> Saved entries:
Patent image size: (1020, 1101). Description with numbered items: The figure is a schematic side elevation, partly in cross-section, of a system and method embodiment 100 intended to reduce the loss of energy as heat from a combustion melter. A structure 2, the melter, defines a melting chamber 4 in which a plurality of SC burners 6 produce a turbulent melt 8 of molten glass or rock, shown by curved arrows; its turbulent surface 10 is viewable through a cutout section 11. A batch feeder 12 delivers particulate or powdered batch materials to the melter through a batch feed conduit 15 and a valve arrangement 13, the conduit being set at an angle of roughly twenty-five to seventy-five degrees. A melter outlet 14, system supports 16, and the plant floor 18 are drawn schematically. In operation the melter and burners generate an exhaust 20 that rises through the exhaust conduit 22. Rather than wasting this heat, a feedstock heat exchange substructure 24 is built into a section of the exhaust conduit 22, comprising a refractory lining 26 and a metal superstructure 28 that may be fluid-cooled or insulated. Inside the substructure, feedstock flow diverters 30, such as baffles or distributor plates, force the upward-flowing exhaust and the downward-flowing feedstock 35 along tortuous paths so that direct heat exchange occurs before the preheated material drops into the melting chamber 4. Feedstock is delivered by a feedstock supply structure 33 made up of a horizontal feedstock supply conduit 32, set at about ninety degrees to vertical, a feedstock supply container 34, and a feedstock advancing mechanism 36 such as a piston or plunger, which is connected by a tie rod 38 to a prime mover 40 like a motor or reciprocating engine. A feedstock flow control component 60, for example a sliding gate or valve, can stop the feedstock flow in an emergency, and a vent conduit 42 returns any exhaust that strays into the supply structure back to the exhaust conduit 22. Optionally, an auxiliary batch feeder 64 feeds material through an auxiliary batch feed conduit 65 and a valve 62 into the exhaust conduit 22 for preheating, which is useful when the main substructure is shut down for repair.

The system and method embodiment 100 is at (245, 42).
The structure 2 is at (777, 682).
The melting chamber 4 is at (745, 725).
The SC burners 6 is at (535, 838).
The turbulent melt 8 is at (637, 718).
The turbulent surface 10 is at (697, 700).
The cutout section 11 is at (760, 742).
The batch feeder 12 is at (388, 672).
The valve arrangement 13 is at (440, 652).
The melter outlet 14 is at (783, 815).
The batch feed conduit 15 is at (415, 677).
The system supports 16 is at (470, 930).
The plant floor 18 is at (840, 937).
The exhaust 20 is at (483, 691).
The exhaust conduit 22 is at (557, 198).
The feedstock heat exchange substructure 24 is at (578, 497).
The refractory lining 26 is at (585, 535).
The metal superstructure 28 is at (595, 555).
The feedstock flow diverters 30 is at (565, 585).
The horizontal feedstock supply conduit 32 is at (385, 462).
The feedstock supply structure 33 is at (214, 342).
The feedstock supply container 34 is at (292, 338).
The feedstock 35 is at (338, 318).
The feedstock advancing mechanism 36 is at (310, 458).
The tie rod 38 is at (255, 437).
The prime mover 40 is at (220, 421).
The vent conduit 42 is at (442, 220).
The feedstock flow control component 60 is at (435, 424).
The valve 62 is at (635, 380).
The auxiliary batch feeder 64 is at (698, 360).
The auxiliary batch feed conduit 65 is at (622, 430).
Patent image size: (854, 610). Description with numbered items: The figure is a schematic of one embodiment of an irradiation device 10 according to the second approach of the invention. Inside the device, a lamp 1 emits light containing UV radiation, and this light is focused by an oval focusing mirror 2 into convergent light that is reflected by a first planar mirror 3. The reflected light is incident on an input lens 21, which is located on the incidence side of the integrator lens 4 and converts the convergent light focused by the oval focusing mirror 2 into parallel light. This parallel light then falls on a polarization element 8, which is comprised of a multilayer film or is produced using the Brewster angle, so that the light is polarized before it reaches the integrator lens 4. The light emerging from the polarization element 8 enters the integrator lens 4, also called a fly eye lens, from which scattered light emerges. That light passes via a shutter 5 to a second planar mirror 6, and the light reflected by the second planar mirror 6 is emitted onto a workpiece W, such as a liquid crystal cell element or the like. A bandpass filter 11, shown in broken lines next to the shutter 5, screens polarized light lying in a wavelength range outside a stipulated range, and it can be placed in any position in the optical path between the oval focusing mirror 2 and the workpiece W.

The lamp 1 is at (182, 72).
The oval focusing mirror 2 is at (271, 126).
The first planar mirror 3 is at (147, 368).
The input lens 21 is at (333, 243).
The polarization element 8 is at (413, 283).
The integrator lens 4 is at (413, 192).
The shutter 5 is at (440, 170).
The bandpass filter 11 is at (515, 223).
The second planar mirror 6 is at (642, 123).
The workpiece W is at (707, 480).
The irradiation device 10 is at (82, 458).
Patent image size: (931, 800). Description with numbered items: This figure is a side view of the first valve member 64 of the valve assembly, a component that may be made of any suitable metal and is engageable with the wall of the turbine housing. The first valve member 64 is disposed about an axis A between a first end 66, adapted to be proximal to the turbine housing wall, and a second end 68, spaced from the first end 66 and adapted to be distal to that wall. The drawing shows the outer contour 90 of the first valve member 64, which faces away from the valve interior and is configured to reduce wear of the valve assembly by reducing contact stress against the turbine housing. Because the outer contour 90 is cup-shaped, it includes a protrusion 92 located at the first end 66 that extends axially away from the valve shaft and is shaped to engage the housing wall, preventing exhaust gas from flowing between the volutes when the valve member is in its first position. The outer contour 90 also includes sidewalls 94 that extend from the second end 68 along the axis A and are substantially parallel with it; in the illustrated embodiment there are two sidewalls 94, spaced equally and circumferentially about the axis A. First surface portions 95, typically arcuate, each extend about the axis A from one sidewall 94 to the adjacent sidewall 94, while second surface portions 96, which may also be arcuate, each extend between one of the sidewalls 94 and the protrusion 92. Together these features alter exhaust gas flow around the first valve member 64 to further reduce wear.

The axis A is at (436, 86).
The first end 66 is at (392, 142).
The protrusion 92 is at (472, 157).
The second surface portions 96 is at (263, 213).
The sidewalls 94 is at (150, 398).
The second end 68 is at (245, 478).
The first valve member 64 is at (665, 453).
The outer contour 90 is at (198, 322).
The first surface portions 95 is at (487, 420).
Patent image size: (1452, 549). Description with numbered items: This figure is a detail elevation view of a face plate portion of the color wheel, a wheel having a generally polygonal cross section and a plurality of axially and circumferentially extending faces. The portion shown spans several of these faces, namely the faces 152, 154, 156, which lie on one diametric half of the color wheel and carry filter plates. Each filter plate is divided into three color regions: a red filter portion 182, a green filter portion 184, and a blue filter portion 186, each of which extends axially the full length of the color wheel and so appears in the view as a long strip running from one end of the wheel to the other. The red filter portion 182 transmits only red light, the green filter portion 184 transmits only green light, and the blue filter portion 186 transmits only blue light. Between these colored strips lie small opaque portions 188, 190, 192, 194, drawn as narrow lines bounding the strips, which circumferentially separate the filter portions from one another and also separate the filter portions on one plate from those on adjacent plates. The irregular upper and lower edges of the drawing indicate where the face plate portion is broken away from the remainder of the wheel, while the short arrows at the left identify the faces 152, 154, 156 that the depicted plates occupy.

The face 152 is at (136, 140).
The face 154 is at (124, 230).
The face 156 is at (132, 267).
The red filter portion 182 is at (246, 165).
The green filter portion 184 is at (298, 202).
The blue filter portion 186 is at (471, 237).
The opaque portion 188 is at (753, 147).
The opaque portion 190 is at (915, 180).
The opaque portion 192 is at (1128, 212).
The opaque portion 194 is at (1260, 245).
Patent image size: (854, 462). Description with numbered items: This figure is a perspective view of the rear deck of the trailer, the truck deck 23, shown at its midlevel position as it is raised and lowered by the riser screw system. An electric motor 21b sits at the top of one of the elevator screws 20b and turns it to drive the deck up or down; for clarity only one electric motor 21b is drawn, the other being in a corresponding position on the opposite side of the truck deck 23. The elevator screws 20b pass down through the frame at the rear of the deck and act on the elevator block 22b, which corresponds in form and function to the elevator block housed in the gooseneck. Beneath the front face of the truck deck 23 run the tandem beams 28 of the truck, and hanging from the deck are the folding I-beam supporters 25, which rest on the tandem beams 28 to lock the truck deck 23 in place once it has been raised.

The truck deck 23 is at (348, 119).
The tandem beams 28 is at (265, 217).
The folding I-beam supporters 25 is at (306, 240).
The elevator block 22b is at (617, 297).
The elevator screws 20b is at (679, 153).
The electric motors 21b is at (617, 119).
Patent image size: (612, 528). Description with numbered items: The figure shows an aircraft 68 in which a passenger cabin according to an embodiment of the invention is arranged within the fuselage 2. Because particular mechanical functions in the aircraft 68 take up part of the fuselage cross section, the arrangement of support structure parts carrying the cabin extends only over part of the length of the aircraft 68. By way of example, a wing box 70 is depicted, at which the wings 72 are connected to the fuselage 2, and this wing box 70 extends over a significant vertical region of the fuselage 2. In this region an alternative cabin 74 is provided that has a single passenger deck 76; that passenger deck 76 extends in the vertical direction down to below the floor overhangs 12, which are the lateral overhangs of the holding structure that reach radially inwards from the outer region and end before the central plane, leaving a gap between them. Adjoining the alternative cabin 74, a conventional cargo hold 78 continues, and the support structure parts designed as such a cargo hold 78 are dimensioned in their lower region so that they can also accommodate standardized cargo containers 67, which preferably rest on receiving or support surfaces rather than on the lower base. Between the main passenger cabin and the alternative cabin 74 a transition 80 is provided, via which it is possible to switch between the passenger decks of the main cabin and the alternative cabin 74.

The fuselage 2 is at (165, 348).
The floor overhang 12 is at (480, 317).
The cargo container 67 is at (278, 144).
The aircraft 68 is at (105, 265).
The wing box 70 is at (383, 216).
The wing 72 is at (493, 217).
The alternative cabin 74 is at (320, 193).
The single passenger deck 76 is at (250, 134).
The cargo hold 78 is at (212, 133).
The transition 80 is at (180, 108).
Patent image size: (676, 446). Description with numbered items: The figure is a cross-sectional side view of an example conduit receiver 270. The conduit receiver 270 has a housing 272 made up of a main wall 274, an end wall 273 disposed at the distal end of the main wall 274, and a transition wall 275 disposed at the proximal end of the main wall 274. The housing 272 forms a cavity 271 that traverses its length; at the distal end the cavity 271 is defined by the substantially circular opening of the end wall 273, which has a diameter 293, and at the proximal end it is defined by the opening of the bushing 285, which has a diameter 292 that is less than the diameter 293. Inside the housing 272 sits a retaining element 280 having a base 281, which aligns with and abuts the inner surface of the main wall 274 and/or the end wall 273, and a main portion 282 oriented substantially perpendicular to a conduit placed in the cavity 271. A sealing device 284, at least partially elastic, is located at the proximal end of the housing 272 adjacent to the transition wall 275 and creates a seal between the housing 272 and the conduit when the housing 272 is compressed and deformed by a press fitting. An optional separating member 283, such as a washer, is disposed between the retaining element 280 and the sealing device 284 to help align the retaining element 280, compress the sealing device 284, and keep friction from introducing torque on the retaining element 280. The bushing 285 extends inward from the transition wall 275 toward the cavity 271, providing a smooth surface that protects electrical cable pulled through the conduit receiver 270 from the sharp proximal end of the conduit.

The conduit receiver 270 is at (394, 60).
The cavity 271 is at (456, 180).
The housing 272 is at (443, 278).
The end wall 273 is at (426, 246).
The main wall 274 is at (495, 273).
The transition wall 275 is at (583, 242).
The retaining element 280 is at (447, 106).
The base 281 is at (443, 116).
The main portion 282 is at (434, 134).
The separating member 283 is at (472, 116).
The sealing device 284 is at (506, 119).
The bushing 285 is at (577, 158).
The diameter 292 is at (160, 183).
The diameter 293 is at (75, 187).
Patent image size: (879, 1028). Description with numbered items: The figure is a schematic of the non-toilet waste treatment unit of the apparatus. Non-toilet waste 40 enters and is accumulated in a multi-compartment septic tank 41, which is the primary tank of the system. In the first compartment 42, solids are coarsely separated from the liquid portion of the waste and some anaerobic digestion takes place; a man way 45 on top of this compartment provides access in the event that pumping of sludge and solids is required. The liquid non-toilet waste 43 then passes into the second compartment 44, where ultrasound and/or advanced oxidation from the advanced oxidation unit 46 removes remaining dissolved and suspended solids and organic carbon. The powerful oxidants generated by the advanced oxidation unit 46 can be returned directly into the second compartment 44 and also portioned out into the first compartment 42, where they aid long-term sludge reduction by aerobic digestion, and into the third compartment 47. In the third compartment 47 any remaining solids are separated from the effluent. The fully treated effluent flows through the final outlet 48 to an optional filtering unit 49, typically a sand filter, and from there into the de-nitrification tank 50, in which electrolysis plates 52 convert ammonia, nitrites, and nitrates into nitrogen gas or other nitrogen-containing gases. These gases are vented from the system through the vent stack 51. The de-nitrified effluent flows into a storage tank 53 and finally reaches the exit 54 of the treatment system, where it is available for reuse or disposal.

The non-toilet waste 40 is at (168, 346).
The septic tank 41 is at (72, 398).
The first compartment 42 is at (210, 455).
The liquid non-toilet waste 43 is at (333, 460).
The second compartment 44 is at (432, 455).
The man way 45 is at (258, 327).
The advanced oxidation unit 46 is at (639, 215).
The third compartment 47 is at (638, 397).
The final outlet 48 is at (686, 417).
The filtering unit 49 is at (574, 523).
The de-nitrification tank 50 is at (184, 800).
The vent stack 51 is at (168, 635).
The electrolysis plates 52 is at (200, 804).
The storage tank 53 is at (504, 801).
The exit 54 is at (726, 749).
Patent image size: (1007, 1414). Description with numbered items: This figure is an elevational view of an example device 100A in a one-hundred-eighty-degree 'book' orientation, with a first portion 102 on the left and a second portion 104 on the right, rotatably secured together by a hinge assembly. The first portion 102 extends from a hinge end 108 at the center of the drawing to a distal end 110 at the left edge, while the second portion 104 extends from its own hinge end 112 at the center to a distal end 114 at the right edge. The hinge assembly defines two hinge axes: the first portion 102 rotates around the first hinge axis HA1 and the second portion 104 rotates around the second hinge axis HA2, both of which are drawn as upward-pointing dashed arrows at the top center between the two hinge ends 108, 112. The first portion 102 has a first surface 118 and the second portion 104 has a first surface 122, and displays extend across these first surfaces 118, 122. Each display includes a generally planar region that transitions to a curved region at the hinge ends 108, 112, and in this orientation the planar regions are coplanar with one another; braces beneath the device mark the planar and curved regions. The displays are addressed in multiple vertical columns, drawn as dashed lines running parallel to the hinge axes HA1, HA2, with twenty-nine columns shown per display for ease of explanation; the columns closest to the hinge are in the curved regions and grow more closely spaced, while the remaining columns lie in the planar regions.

> WORK TO COMPLETE: Copy the lines of the records above verbatim, starting at the line that contains "Patent image size: (854, 462)." and continuing down to the line that contains "The elevator screws 20b is at (679, 153).", both included.

> EXPECTED OUTPUT:
Patent image size: (854, 462). Description with numbered items: This figure is a perspective view of the rear deck of the trailer, the truck deck 23, shown at its midlevel position as it is raised and lowered by the riser screw system. An electric motor 21b sits at the top of one of the elevator screws 20b and turns it to drive the deck up or down; for clarity only one electric motor 21b is drawn, the other being in a corresponding position on the opposite side of the truck deck 23. The elevator screws 20b pass down through the frame at the rear of the deck and act on the elevator block 22b, which corresponds in form and function to the elevator block housed in the gooseneck. Beneath the front face of the truck deck 23 run the tandem beams 28 of the truck, and hanging from the deck are the folding I-beam supporters 25, which rest on the tandem beams 28 to lock the truck deck 23 in place once it has been raised.

The truck deck 23 is at (348, 119).
The tandem beams 28 is at (265, 217).
The folding I-beam supporters 25 is at (306, 240).
The elevator block 22b is at (617, 297).
The elevator screws 20b is at (679, 153).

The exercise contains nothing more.